What you have to do
Copy the data below exactly, omitting any picture it contains.

Material provided
▬▬▬

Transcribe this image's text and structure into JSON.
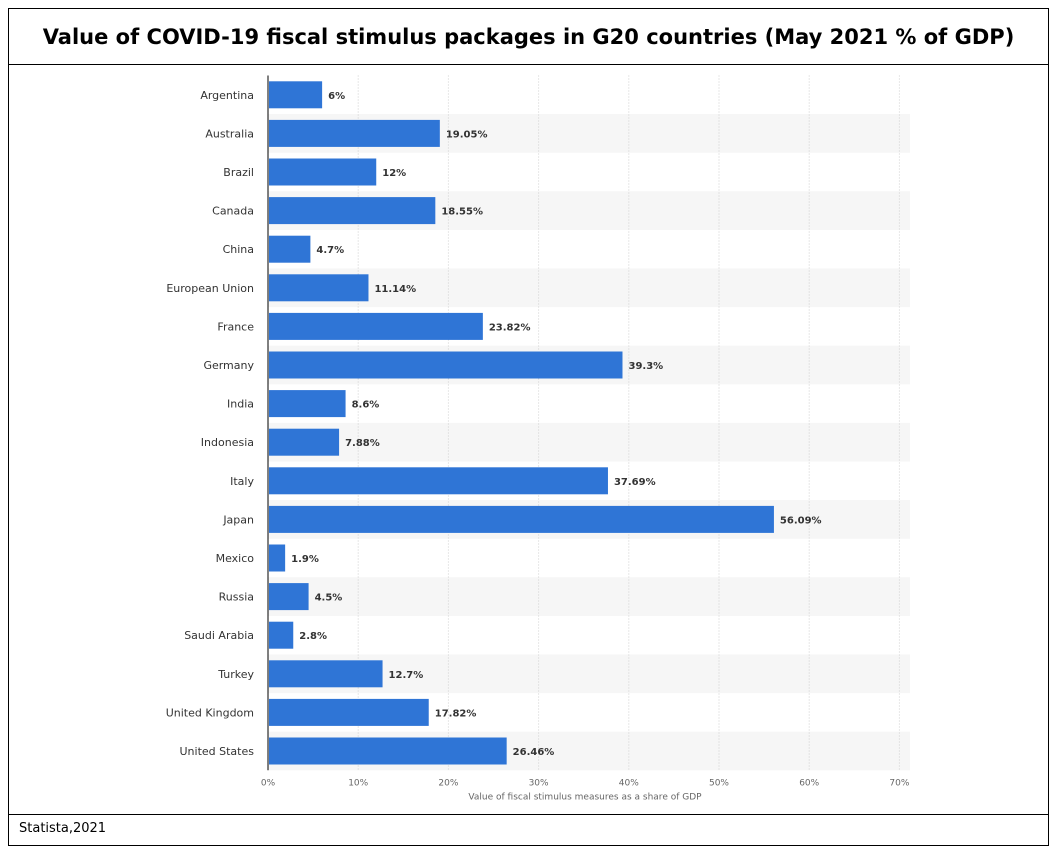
{
  "title": "Value of COVID-19 fiscal stimulus packages in G20 countries (May 2021 % of GDP)",
  "source": "Statista,2021",
  "colors": {
    "bar": "#2f75d6",
    "band": "#f6f6f6",
    "grid": "#d0d0d0",
    "axis": "#000000"
  },
  "chart_data": {
    "type": "bar",
    "orientation": "horizontal",
    "title": "Value of COVID-19 fiscal stimulus packages in G20 countries (May 2021 % of GDP)",
    "xlabel": "Value of fiscal stimulus measures as a share of GDP",
    "ylabel": "",
    "xlim": [
      0,
      70
    ],
    "ticks": [
      0,
      10,
      20,
      30,
      40,
      50,
      60,
      70
    ],
    "tick_labels": [
      "0%",
      "10%",
      "20%",
      "30%",
      "40%",
      "50%",
      "60%",
      "70%"
    ],
    "categories": [
      "Argentina",
      "Australia",
      "Brazil",
      "Canada",
      "China",
      "European Union",
      "France",
      "Germany",
      "India",
      "Indonesia",
      "Italy",
      "Japan",
      "Mexico",
      "Russia",
      "Saudi Arabia",
      "Turkey",
      "United Kingdom",
      "United States"
    ],
    "values": [
      6,
      19.05,
      12,
      18.55,
      4.7,
      11.14,
      23.82,
      39.3,
      8.6,
      7.88,
      37.69,
      56.09,
      1.9,
      4.5,
      2.8,
      12.7,
      17.82,
      26.46
    ],
    "value_labels": [
      "6%",
      "19.05%",
      "12%",
      "18.55%",
      "4.7%",
      "11.14%",
      "23.82%",
      "39.3%",
      "8.6%",
      "7.88%",
      "37.69%",
      "56.09%",
      "1.9%",
      "4.5%",
      "2.8%",
      "12.7%",
      "17.82%",
      "26.46%"
    ],
    "grid": true
  }
}
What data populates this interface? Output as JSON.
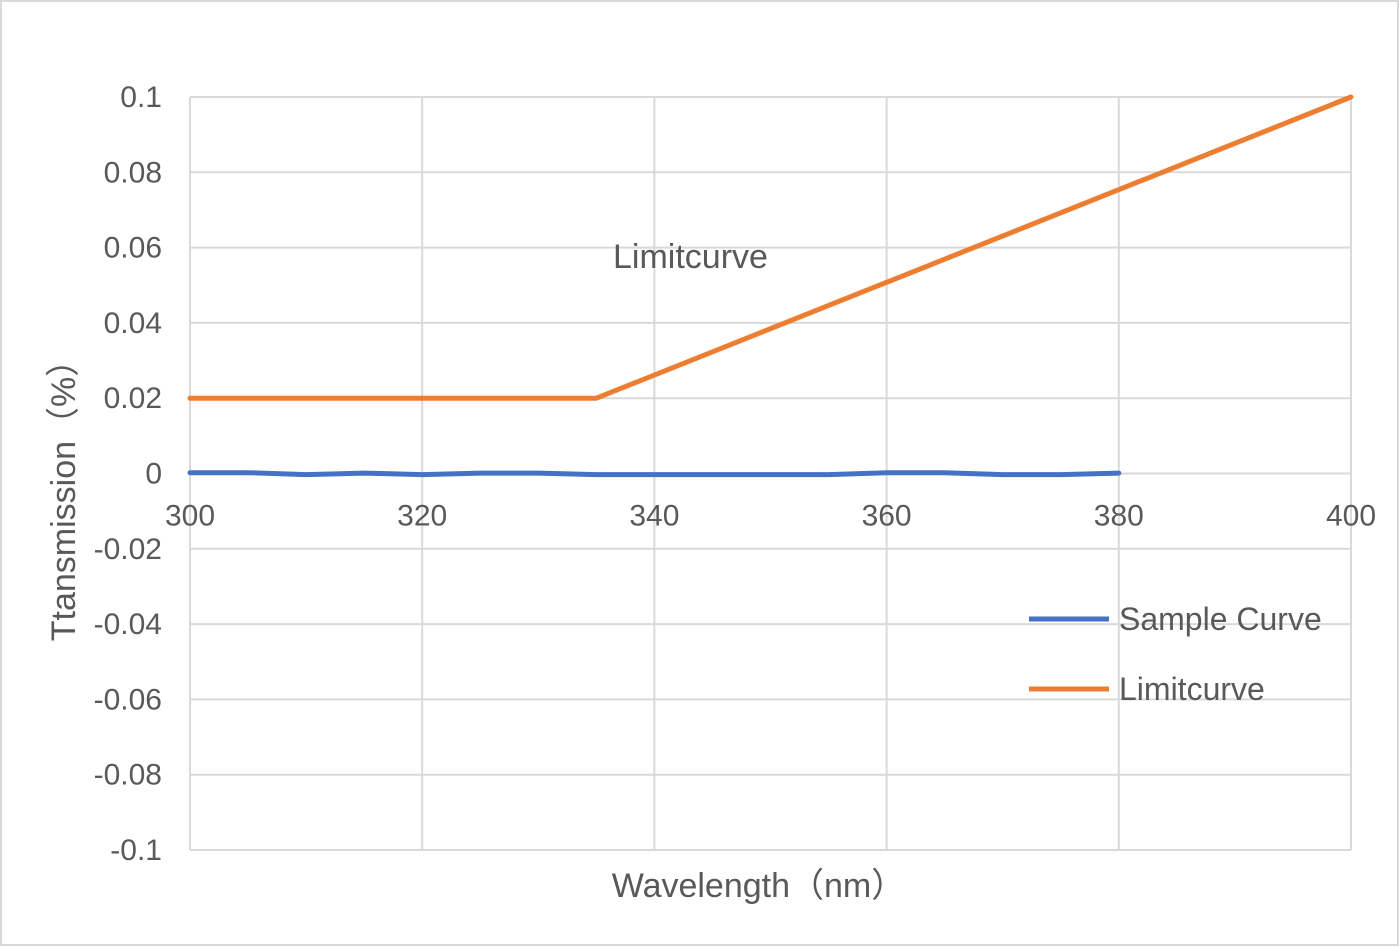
{
  "chart_data": {
    "type": "line",
    "xlabel": "Wavelength（nm）",
    "ylabel": "Ttansmission（%）",
    "xlim": [
      300,
      400
    ],
    "ylim": [
      -0.1,
      0.1
    ],
    "xticks": [
      300,
      320,
      340,
      360,
      380,
      400
    ],
    "xtick_labels": [
      "300",
      "320",
      "340",
      "360",
      "380",
      "400"
    ],
    "yticks": [
      0.1,
      0.08,
      0.06,
      0.04,
      0.02,
      0,
      -0.02,
      -0.04,
      -0.06,
      -0.08,
      -0.1
    ],
    "ytick_labels": [
      "0.1",
      "0.08",
      "0.06",
      "0.04",
      "0.02",
      "0",
      "-0.02",
      "-0.04",
      "-0.06",
      "-0.08",
      "-0.1"
    ],
    "grid": true,
    "legend_position": "lower-right",
    "annotation": "Limitcurve",
    "series": [
      {
        "name": "Sample Curve",
        "color": "#4472C4",
        "x": [
          300,
          305,
          310,
          315,
          320,
          325,
          330,
          335,
          340,
          345,
          350,
          355,
          360,
          365,
          370,
          375,
          380
        ],
        "y": [
          0.0002,
          0.0002,
          -0.0003,
          0.0001,
          -0.0003,
          0.0001,
          0.0001,
          -0.0003,
          -0.0003,
          -0.0003,
          -0.0003,
          -0.0003,
          0.0002,
          0.0002,
          -0.0003,
          -0.0003,
          0.0001
        ]
      },
      {
        "name": "Limitcurve",
        "color": "#ED7D31",
        "x": [
          300,
          335,
          400
        ],
        "y": [
          0.02,
          0.02,
          0.1
        ]
      }
    ]
  }
}
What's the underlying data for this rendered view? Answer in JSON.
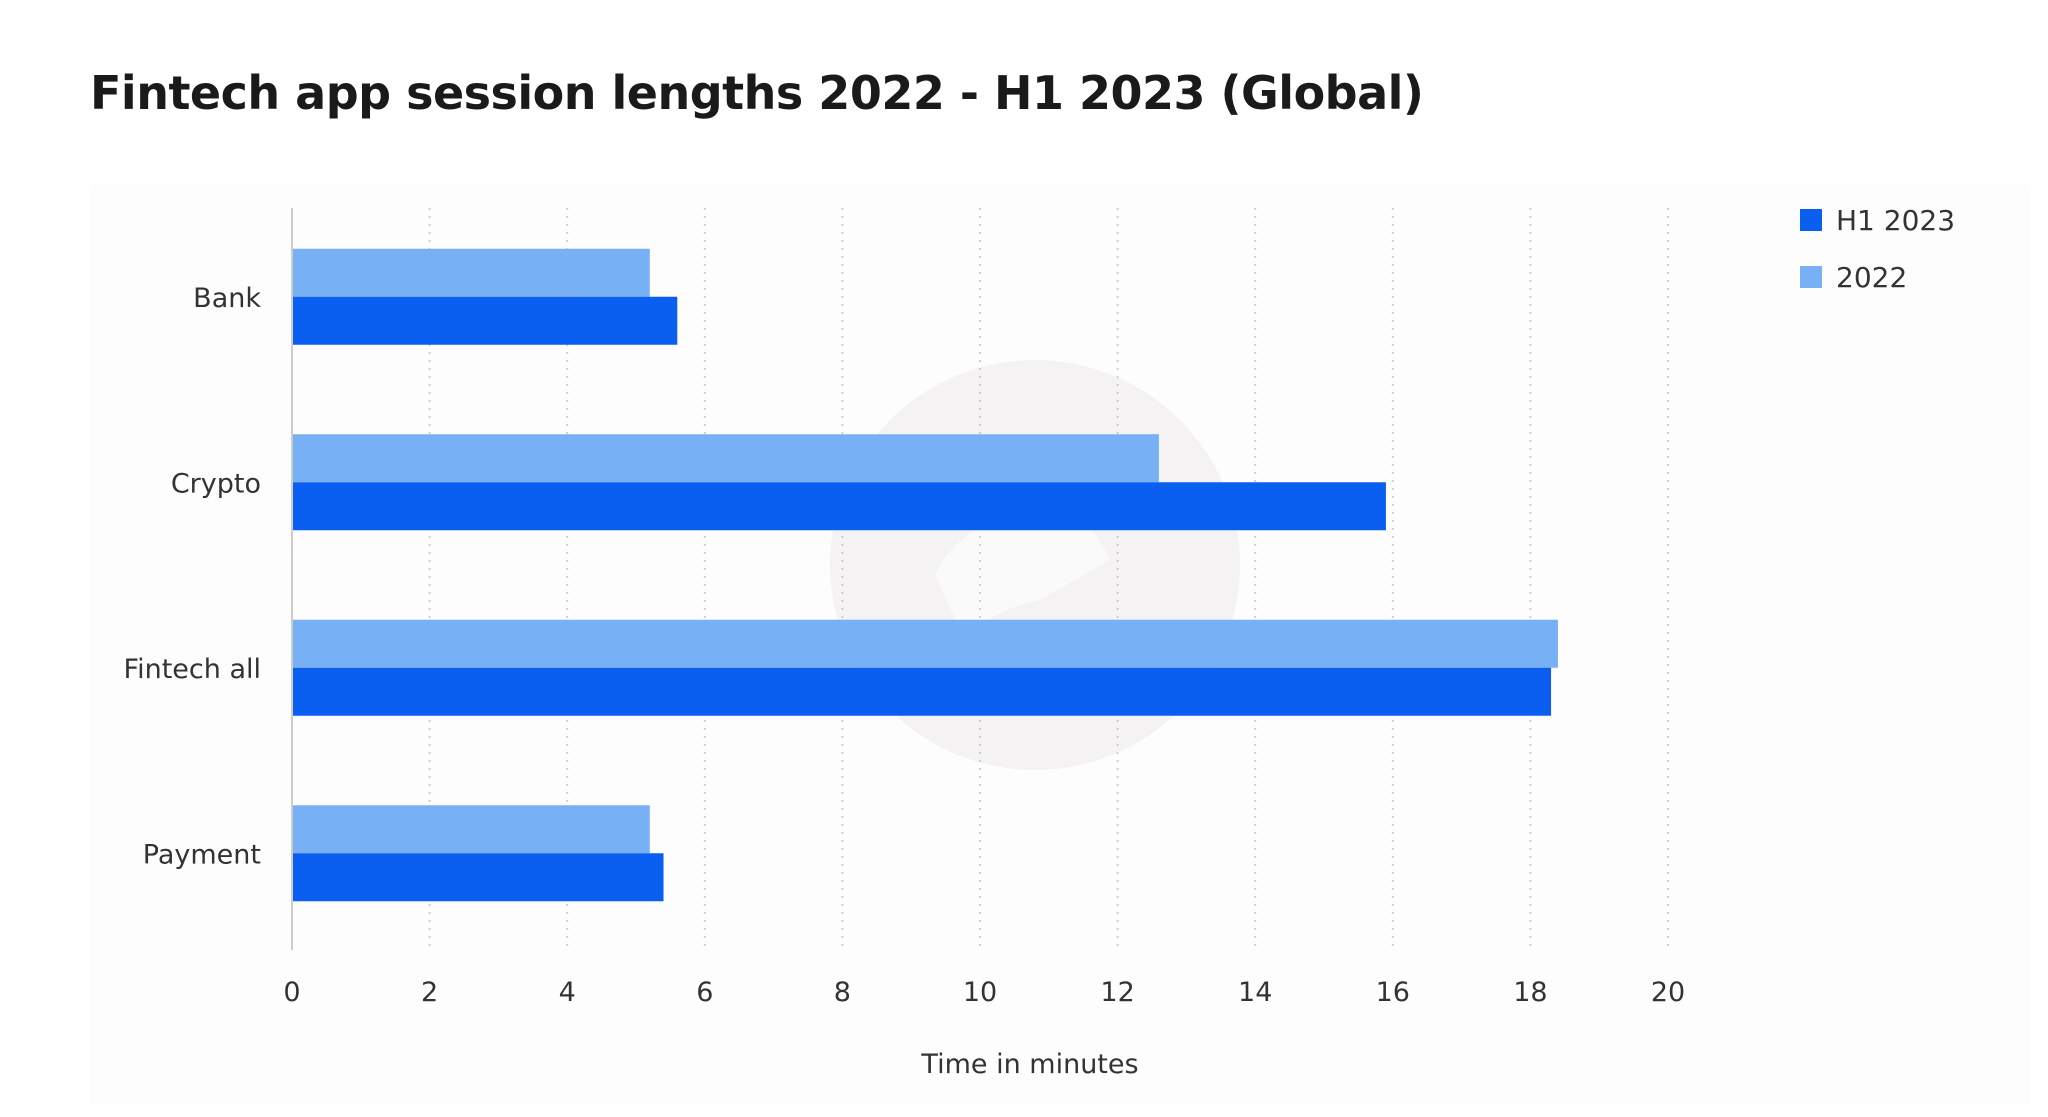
{
  "chart_data": {
    "type": "bar",
    "orientation": "horizontal",
    "title": "Fintech app session lengths 2022 - H1 2023 (Global)",
    "xlabel": "Time in minutes",
    "ylabel": "",
    "categories": [
      "Bank",
      "Crypto",
      "Fintech all",
      "Payment"
    ],
    "series": [
      {
        "name": "H1 2023",
        "color": "#0a5ef0",
        "values": [
          5.6,
          15.9,
          18.3,
          5.4
        ]
      },
      {
        "name": "2022",
        "color": "#78b0f5",
        "values": [
          5.2,
          12.6,
          18.4,
          5.2
        ]
      }
    ],
    "xlim": [
      0,
      20
    ],
    "xticks": [
      "0",
      "2",
      "4",
      "6",
      "8",
      "10",
      "12",
      "14",
      "16",
      "18",
      "20"
    ],
    "grid": "vertical dotted",
    "legend": "top-right"
  }
}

▬▬▬

Answer to the problem
Transcribe this image's text and structure into JSON.
{
  "title": "Value of COVID-19 fiscal stimulus packages in G20 countries (May 2021 % of GDP)",
  "source": "Statista,2021",
  "colors": {
    "bar": "#2f75d6",
    "band": "#f6f6f6",
    "grid": "#d0d0d0",
    "axis": "#000000"
  },
  "chart_data": {
    "type": "bar",
    "orientation": "horizontal",
    "title": "Value of COVID-19 fiscal stimulus packages in G20 countries (May 2021 % of GDP)",
    "xlabel": "Value of fiscal stimulus measures as a share of GDP",
    "ylabel": "",
    "xlim": [
      0,
      70
    ],
    "ticks": [
      0,
      10,
      20,
      30,
      40,
      50,
      60,
      70
    ],
    "tick_labels": [
      "0%",
      "10%",
      "20%",
      "30%",
      "40%",
      "50%",
      "60%",
      "70%"
    ],
    "categories": [
      "Argentina",
      "Australia",
      "Brazil",
      "Canada",
      "China",
      "European Union",
      "France",
      "Germany",
      "India",
      "Indonesia",
      "Italy",
      "Japan",
      "Mexico",
      "Russia",
      "Saudi Arabia",
      "Turkey",
      "United Kingdom",
      "United States"
    ],
    "values": [
      6,
      19.05,
      12,
      18.55,
      4.7,
      11.14,
      23.82,
      39.3,
      8.6,
      7.88,
      37.69,
      56.09,
      1.9,
      4.5,
      2.8,
      12.7,
      17.82,
      26.46
    ],
    "value_labels": [
      "6%",
      "19.05%",
      "12%",
      "18.55%",
      "4.7%",
      "11.14%",
      "23.82%",
      "39.3%",
      "8.6%",
      "7.88%",
      "37.69%",
      "56.09%",
      "1.9%",
      "4.5%",
      "2.8%",
      "12.7%",
      "17.82%",
      "26.46%"
    ],
    "grid": true
  }
}
What data populates this interface? Output as JSON.
{
  "chart_data": {
    "type": "line",
    "xlabel": "Wavelength（nm）",
    "ylabel": "Ttansmission（%）",
    "xlim": [
      300,
      400
    ],
    "ylim": [
      -0.1,
      0.1
    ],
    "xticks": [
      300,
      320,
      340,
      360,
      380,
      400
    ],
    "xtick_labels": [
      "300",
      "320",
      "340",
      "360",
      "380",
      "400"
    ],
    "yticks": [
      0.1,
      0.08,
      0.06,
      0.04,
      0.02,
      0,
      -0.02,
      -0.04,
      -0.06,
      -0.08,
      -0.1
    ],
    "ytick_labels": [
      "0.1",
      "0.08",
      "0.06",
      "0.04",
      "0.02",
      "0",
      "-0.02",
      "-0.04",
      "-0.06",
      "-0.08",
      "-0.1"
    ],
    "grid": true,
    "legend_position": "lower-right",
    "annotation": "Limitcurve",
    "series": [
      {
        "name": "Sample Curve",
        "color": "#4472C4",
        "x": [
          300,
          305,
          310,
          315,
          320,
          325,
          330,
          335,
          340,
          345,
          350,
          355,
          360,
          365,
          370,
          375,
          380
        ],
        "y": [
          0.0002,
          0.0002,
          -0.0003,
          0.0001,
          -0.0003,
          0.0001,
          0.0001,
          -0.0003,
          -0.0003,
          -0.0003,
          -0.0003,
          -0.0003,
          0.0002,
          0.0002,
          -0.0003,
          -0.0003,
          0.0001
        ]
      },
      {
        "name": "Limitcurve",
        "color": "#ED7D31",
        "x": [
          300,
          335,
          400
        ],
        "y": [
          0.02,
          0.02,
          0.1
        ]
      }
    ]
  }
}
What's the underlying data for this rendered view? Answer in JSON.
{
  "chart_data": {
    "type": "bar",
    "orientation": "horizontal",
    "title": "Fintech app session lengths 2022 - H1 2023 (Global)",
    "xlabel": "Time in minutes",
    "ylabel": "",
    "categories": [
      "Bank",
      "Crypto",
      "Fintech all",
      "Payment"
    ],
    "series": [
      {
        "name": "H1 2023",
        "color": "#0a5ef0",
        "values": [
          5.6,
          15.9,
          18.3,
          5.4
        ]
      },
      {
        "name": "2022",
        "color": "#78b0f5",
        "values": [
          5.2,
          12.6,
          18.4,
          5.2
        ]
      }
    ],
    "xlim": [
      0,
      20
    ],
    "xticks": [
      "0",
      "2",
      "4",
      "6",
      "8",
      "10",
      "12",
      "14",
      "16",
      "18",
      "20"
    ],
    "grid": "vertical dotted",
    "legend": "top-right"
  }
}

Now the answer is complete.